◆ GIVEN PROBLEM ◆
Count every line below in which "this" occurs, then give only the count.

◆ DATA TO USE ◆
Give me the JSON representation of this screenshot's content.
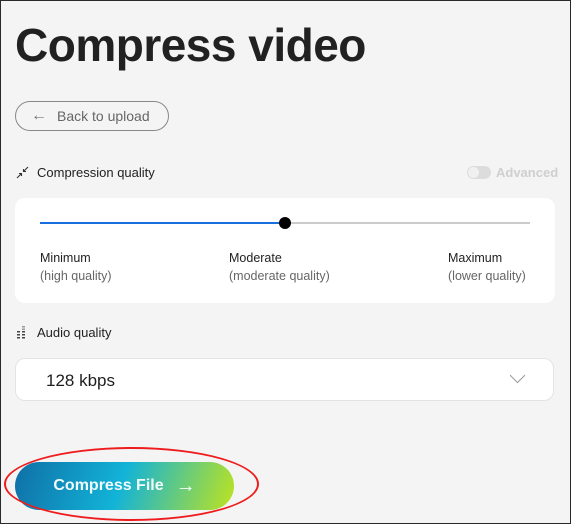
{
  "page": {
    "title": "Compress video",
    "back_button": {
      "icon": "arrow-left-icon",
      "label": "Back to upload"
    }
  },
  "compression": {
    "label": "Compression quality",
    "icon": "compress-arrows-icon",
    "advanced_toggle": {
      "label": "Advanced",
      "enabled": false
    },
    "slider": {
      "value_fraction": 0.5,
      "selected": "Moderate",
      "fill_color": "#1a6fe0",
      "ticks": [
        {
          "title": "Minimum",
          "subtitle": "(high quality)"
        },
        {
          "title": "Moderate",
          "subtitle": "(moderate quality)"
        },
        {
          "title": "Maximum",
          "subtitle": "(lower quality)"
        }
      ]
    }
  },
  "audio": {
    "label": "Audio quality",
    "icon": "audio-bars-icon",
    "selected": "128 kbps"
  },
  "cta": {
    "label": "Compress File",
    "icon": "arrow-right-icon"
  },
  "annotation": {
    "color": "#ee1c1c",
    "shape": "ellipse-around-compress-button"
  }
}
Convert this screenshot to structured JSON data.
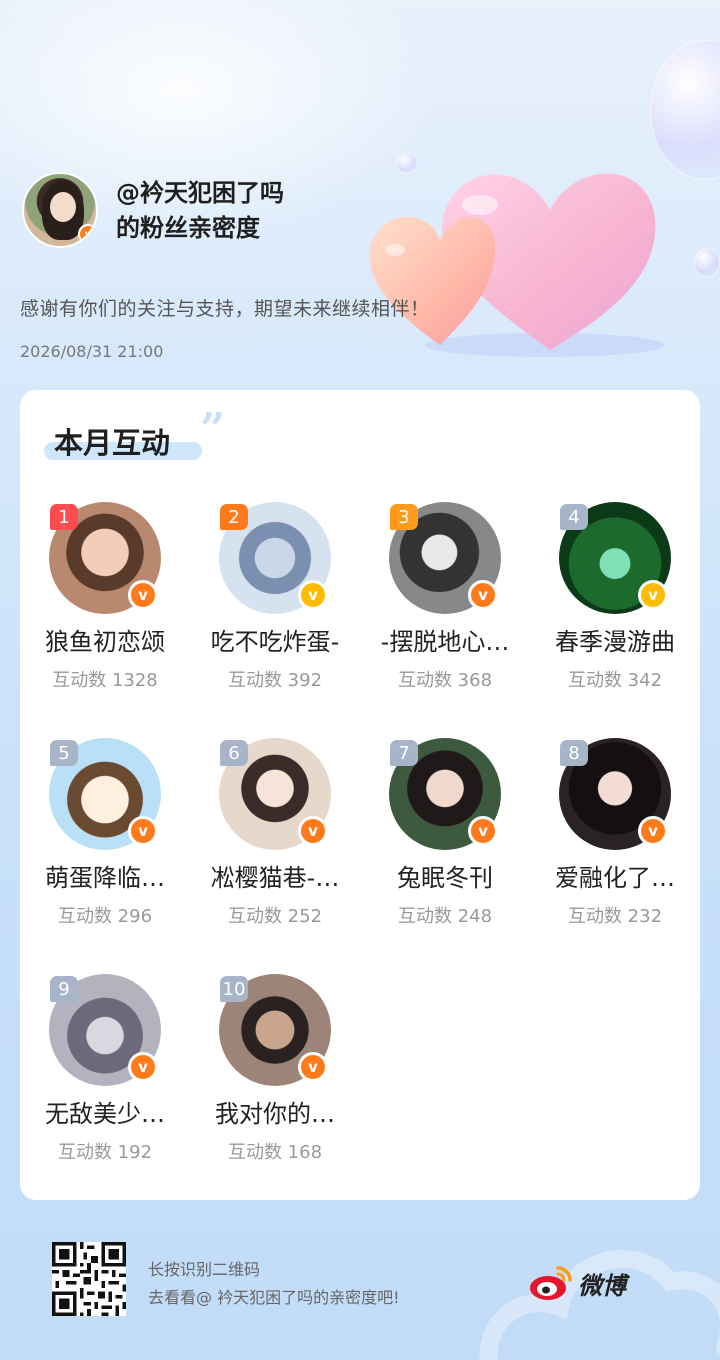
{
  "header": {
    "handle": "@衿天犯困了吗",
    "subtitle": "的粉丝亲密度",
    "tagline": "感谢有你们的关注与支持，期望未来继续相伴！",
    "datetime": "2026/08/31 21:00",
    "verified_badge": "v-badge-icon"
  },
  "card": {
    "title": "本月互动",
    "title_mark": "”",
    "fans": [
      {
        "rank": "1",
        "name": "狼鱼初恋颂",
        "count": "互动数 1328",
        "rank_color": "#ff4d4f",
        "badge": "orange"
      },
      {
        "rank": "2",
        "name": "吃不吃炸蛋-",
        "count": "互动数 392",
        "rank_color": "#ff7a1a",
        "badge": "gold"
      },
      {
        "rank": "3",
        "name": "-摆脱地心…",
        "count": "互动数 368",
        "rank_color": "#ff9a1a",
        "badge": "orange"
      },
      {
        "rank": "4",
        "name": "春季漫游曲",
        "count": "互动数 342",
        "rank_color": "#a8b4c8",
        "badge": "gold"
      },
      {
        "rank": "5",
        "name": "萌蛋降临…",
        "count": "互动数 296",
        "rank_color": "#a8b4c8",
        "badge": "orange"
      },
      {
        "rank": "6",
        "name": "凇樱猫巷-…",
        "count": "互动数 252",
        "rank_color": "#a8b4c8",
        "badge": "orange"
      },
      {
        "rank": "7",
        "name": "兔眠冬刊",
        "count": "互动数 248",
        "rank_color": "#a8b4c8",
        "badge": "orange"
      },
      {
        "rank": "8",
        "name": "爱融化了…",
        "count": "互动数 232",
        "rank_color": "#a8b4c8",
        "badge": "orange"
      },
      {
        "rank": "9",
        "name": "无敌美少…",
        "count": "互动数 192",
        "rank_color": "#a8b4c8",
        "badge": "orange"
      },
      {
        "rank": "10",
        "name": "我对你的…",
        "count": "互动数 168",
        "rank_color": "#a8b4c8",
        "badge": "orange"
      }
    ]
  },
  "footer": {
    "line1": "长按识别二维码",
    "line2": "去看看@ 衿天犯困了吗的亲密度吧!",
    "brand": "微博",
    "qr_icon": "qr-code-icon",
    "logo_icon": "weibo-logo-icon"
  },
  "colors": {
    "accent_orange": "#ff7a1a",
    "accent_gold": "#ffbb00",
    "card_bg": "#ffffff",
    "page_bg": "#d6e8fb"
  }
}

◆ THE RESULT ◆
2